Strip the pictures and reproduce the rest of the listing exactly.

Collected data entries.

▽

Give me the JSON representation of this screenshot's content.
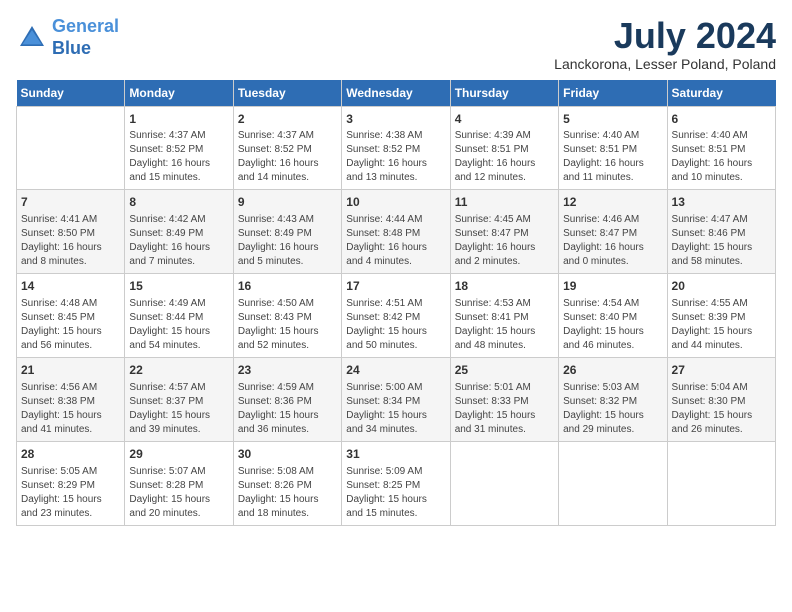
{
  "header": {
    "logo_line1": "General",
    "logo_line2": "Blue",
    "title": "July 2024",
    "location": "Lanckorona, Lesser Poland, Poland"
  },
  "days_of_week": [
    "Sunday",
    "Monday",
    "Tuesday",
    "Wednesday",
    "Thursday",
    "Friday",
    "Saturday"
  ],
  "weeks": [
    [
      {
        "day": "",
        "info": ""
      },
      {
        "day": "1",
        "info": "Sunrise: 4:37 AM\nSunset: 8:52 PM\nDaylight: 16 hours\nand 15 minutes."
      },
      {
        "day": "2",
        "info": "Sunrise: 4:37 AM\nSunset: 8:52 PM\nDaylight: 16 hours\nand 14 minutes."
      },
      {
        "day": "3",
        "info": "Sunrise: 4:38 AM\nSunset: 8:52 PM\nDaylight: 16 hours\nand 13 minutes."
      },
      {
        "day": "4",
        "info": "Sunrise: 4:39 AM\nSunset: 8:51 PM\nDaylight: 16 hours\nand 12 minutes."
      },
      {
        "day": "5",
        "info": "Sunrise: 4:40 AM\nSunset: 8:51 PM\nDaylight: 16 hours\nand 11 minutes."
      },
      {
        "day": "6",
        "info": "Sunrise: 4:40 AM\nSunset: 8:51 PM\nDaylight: 16 hours\nand 10 minutes."
      }
    ],
    [
      {
        "day": "7",
        "info": "Sunrise: 4:41 AM\nSunset: 8:50 PM\nDaylight: 16 hours\nand 8 minutes."
      },
      {
        "day": "8",
        "info": "Sunrise: 4:42 AM\nSunset: 8:49 PM\nDaylight: 16 hours\nand 7 minutes."
      },
      {
        "day": "9",
        "info": "Sunrise: 4:43 AM\nSunset: 8:49 PM\nDaylight: 16 hours\nand 5 minutes."
      },
      {
        "day": "10",
        "info": "Sunrise: 4:44 AM\nSunset: 8:48 PM\nDaylight: 16 hours\nand 4 minutes."
      },
      {
        "day": "11",
        "info": "Sunrise: 4:45 AM\nSunset: 8:47 PM\nDaylight: 16 hours\nand 2 minutes."
      },
      {
        "day": "12",
        "info": "Sunrise: 4:46 AM\nSunset: 8:47 PM\nDaylight: 16 hours\nand 0 minutes."
      },
      {
        "day": "13",
        "info": "Sunrise: 4:47 AM\nSunset: 8:46 PM\nDaylight: 15 hours\nand 58 minutes."
      }
    ],
    [
      {
        "day": "14",
        "info": "Sunrise: 4:48 AM\nSunset: 8:45 PM\nDaylight: 15 hours\nand 56 minutes."
      },
      {
        "day": "15",
        "info": "Sunrise: 4:49 AM\nSunset: 8:44 PM\nDaylight: 15 hours\nand 54 minutes."
      },
      {
        "day": "16",
        "info": "Sunrise: 4:50 AM\nSunset: 8:43 PM\nDaylight: 15 hours\nand 52 minutes."
      },
      {
        "day": "17",
        "info": "Sunrise: 4:51 AM\nSunset: 8:42 PM\nDaylight: 15 hours\nand 50 minutes."
      },
      {
        "day": "18",
        "info": "Sunrise: 4:53 AM\nSunset: 8:41 PM\nDaylight: 15 hours\nand 48 minutes."
      },
      {
        "day": "19",
        "info": "Sunrise: 4:54 AM\nSunset: 8:40 PM\nDaylight: 15 hours\nand 46 minutes."
      },
      {
        "day": "20",
        "info": "Sunrise: 4:55 AM\nSunset: 8:39 PM\nDaylight: 15 hours\nand 44 minutes."
      }
    ],
    [
      {
        "day": "21",
        "info": "Sunrise: 4:56 AM\nSunset: 8:38 PM\nDaylight: 15 hours\nand 41 minutes."
      },
      {
        "day": "22",
        "info": "Sunrise: 4:57 AM\nSunset: 8:37 PM\nDaylight: 15 hours\nand 39 minutes."
      },
      {
        "day": "23",
        "info": "Sunrise: 4:59 AM\nSunset: 8:36 PM\nDaylight: 15 hours\nand 36 minutes."
      },
      {
        "day": "24",
        "info": "Sunrise: 5:00 AM\nSunset: 8:34 PM\nDaylight: 15 hours\nand 34 minutes."
      },
      {
        "day": "25",
        "info": "Sunrise: 5:01 AM\nSunset: 8:33 PM\nDaylight: 15 hours\nand 31 minutes."
      },
      {
        "day": "26",
        "info": "Sunrise: 5:03 AM\nSunset: 8:32 PM\nDaylight: 15 hours\nand 29 minutes."
      },
      {
        "day": "27",
        "info": "Sunrise: 5:04 AM\nSunset: 8:30 PM\nDaylight: 15 hours\nand 26 minutes."
      }
    ],
    [
      {
        "day": "28",
        "info": "Sunrise: 5:05 AM\nSunset: 8:29 PM\nDaylight: 15 hours\nand 23 minutes."
      },
      {
        "day": "29",
        "info": "Sunrise: 5:07 AM\nSunset: 8:28 PM\nDaylight: 15 hours\nand 20 minutes."
      },
      {
        "day": "30",
        "info": "Sunrise: 5:08 AM\nSunset: 8:26 PM\nDaylight: 15 hours\nand 18 minutes."
      },
      {
        "day": "31",
        "info": "Sunrise: 5:09 AM\nSunset: 8:25 PM\nDaylight: 15 hours\nand 15 minutes."
      },
      {
        "day": "",
        "info": ""
      },
      {
        "day": "",
        "info": ""
      },
      {
        "day": "",
        "info": ""
      }
    ]
  ]
}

△

TASK ANSWER.
Give me the JSON representation of this screenshot's content.
{
  "header": {
    "logo_line1": "General",
    "logo_line2": "Blue",
    "title": "July 2024",
    "location": "Lanckorona, Lesser Poland, Poland"
  },
  "days_of_week": [
    "Sunday",
    "Monday",
    "Tuesday",
    "Wednesday",
    "Thursday",
    "Friday",
    "Saturday"
  ],
  "weeks": [
    [
      {
        "day": "",
        "info": ""
      },
      {
        "day": "1",
        "info": "Sunrise: 4:37 AM\nSunset: 8:52 PM\nDaylight: 16 hours\nand 15 minutes."
      },
      {
        "day": "2",
        "info": "Sunrise: 4:37 AM\nSunset: 8:52 PM\nDaylight: 16 hours\nand 14 minutes."
      },
      {
        "day": "3",
        "info": "Sunrise: 4:38 AM\nSunset: 8:52 PM\nDaylight: 16 hours\nand 13 minutes."
      },
      {
        "day": "4",
        "info": "Sunrise: 4:39 AM\nSunset: 8:51 PM\nDaylight: 16 hours\nand 12 minutes."
      },
      {
        "day": "5",
        "info": "Sunrise: 4:40 AM\nSunset: 8:51 PM\nDaylight: 16 hours\nand 11 minutes."
      },
      {
        "day": "6",
        "info": "Sunrise: 4:40 AM\nSunset: 8:51 PM\nDaylight: 16 hours\nand 10 minutes."
      }
    ],
    [
      {
        "day": "7",
        "info": "Sunrise: 4:41 AM\nSunset: 8:50 PM\nDaylight: 16 hours\nand 8 minutes."
      },
      {
        "day": "8",
        "info": "Sunrise: 4:42 AM\nSunset: 8:49 PM\nDaylight: 16 hours\nand 7 minutes."
      },
      {
        "day": "9",
        "info": "Sunrise: 4:43 AM\nSunset: 8:49 PM\nDaylight: 16 hours\nand 5 minutes."
      },
      {
        "day": "10",
        "info": "Sunrise: 4:44 AM\nSunset: 8:48 PM\nDaylight: 16 hours\nand 4 minutes."
      },
      {
        "day": "11",
        "info": "Sunrise: 4:45 AM\nSunset: 8:47 PM\nDaylight: 16 hours\nand 2 minutes."
      },
      {
        "day": "12",
        "info": "Sunrise: 4:46 AM\nSunset: 8:47 PM\nDaylight: 16 hours\nand 0 minutes."
      },
      {
        "day": "13",
        "info": "Sunrise: 4:47 AM\nSunset: 8:46 PM\nDaylight: 15 hours\nand 58 minutes."
      }
    ],
    [
      {
        "day": "14",
        "info": "Sunrise: 4:48 AM\nSunset: 8:45 PM\nDaylight: 15 hours\nand 56 minutes."
      },
      {
        "day": "15",
        "info": "Sunrise: 4:49 AM\nSunset: 8:44 PM\nDaylight: 15 hours\nand 54 minutes."
      },
      {
        "day": "16",
        "info": "Sunrise: 4:50 AM\nSunset: 8:43 PM\nDaylight: 15 hours\nand 52 minutes."
      },
      {
        "day": "17",
        "info": "Sunrise: 4:51 AM\nSunset: 8:42 PM\nDaylight: 15 hours\nand 50 minutes."
      },
      {
        "day": "18",
        "info": "Sunrise: 4:53 AM\nSunset: 8:41 PM\nDaylight: 15 hours\nand 48 minutes."
      },
      {
        "day": "19",
        "info": "Sunrise: 4:54 AM\nSunset: 8:40 PM\nDaylight: 15 hours\nand 46 minutes."
      },
      {
        "day": "20",
        "info": "Sunrise: 4:55 AM\nSunset: 8:39 PM\nDaylight: 15 hours\nand 44 minutes."
      }
    ],
    [
      {
        "day": "21",
        "info": "Sunrise: 4:56 AM\nSunset: 8:38 PM\nDaylight: 15 hours\nand 41 minutes."
      },
      {
        "day": "22",
        "info": "Sunrise: 4:57 AM\nSunset: 8:37 PM\nDaylight: 15 hours\nand 39 minutes."
      },
      {
        "day": "23",
        "info": "Sunrise: 4:59 AM\nSunset: 8:36 PM\nDaylight: 15 hours\nand 36 minutes."
      },
      {
        "day": "24",
        "info": "Sunrise: 5:00 AM\nSunset: 8:34 PM\nDaylight: 15 hours\nand 34 minutes."
      },
      {
        "day": "25",
        "info": "Sunrise: 5:01 AM\nSunset: 8:33 PM\nDaylight: 15 hours\nand 31 minutes."
      },
      {
        "day": "26",
        "info": "Sunrise: 5:03 AM\nSunset: 8:32 PM\nDaylight: 15 hours\nand 29 minutes."
      },
      {
        "day": "27",
        "info": "Sunrise: 5:04 AM\nSunset: 8:30 PM\nDaylight: 15 hours\nand 26 minutes."
      }
    ],
    [
      {
        "day": "28",
        "info": "Sunrise: 5:05 AM\nSunset: 8:29 PM\nDaylight: 15 hours\nand 23 minutes."
      },
      {
        "day": "29",
        "info": "Sunrise: 5:07 AM\nSunset: 8:28 PM\nDaylight: 15 hours\nand 20 minutes."
      },
      {
        "day": "30",
        "info": "Sunrise: 5:08 AM\nSunset: 8:26 PM\nDaylight: 15 hours\nand 18 minutes."
      },
      {
        "day": "31",
        "info": "Sunrise: 5:09 AM\nSunset: 8:25 PM\nDaylight: 15 hours\nand 15 minutes."
      },
      {
        "day": "",
        "info": ""
      },
      {
        "day": "",
        "info": ""
      },
      {
        "day": "",
        "info": ""
      }
    ]
  ]
}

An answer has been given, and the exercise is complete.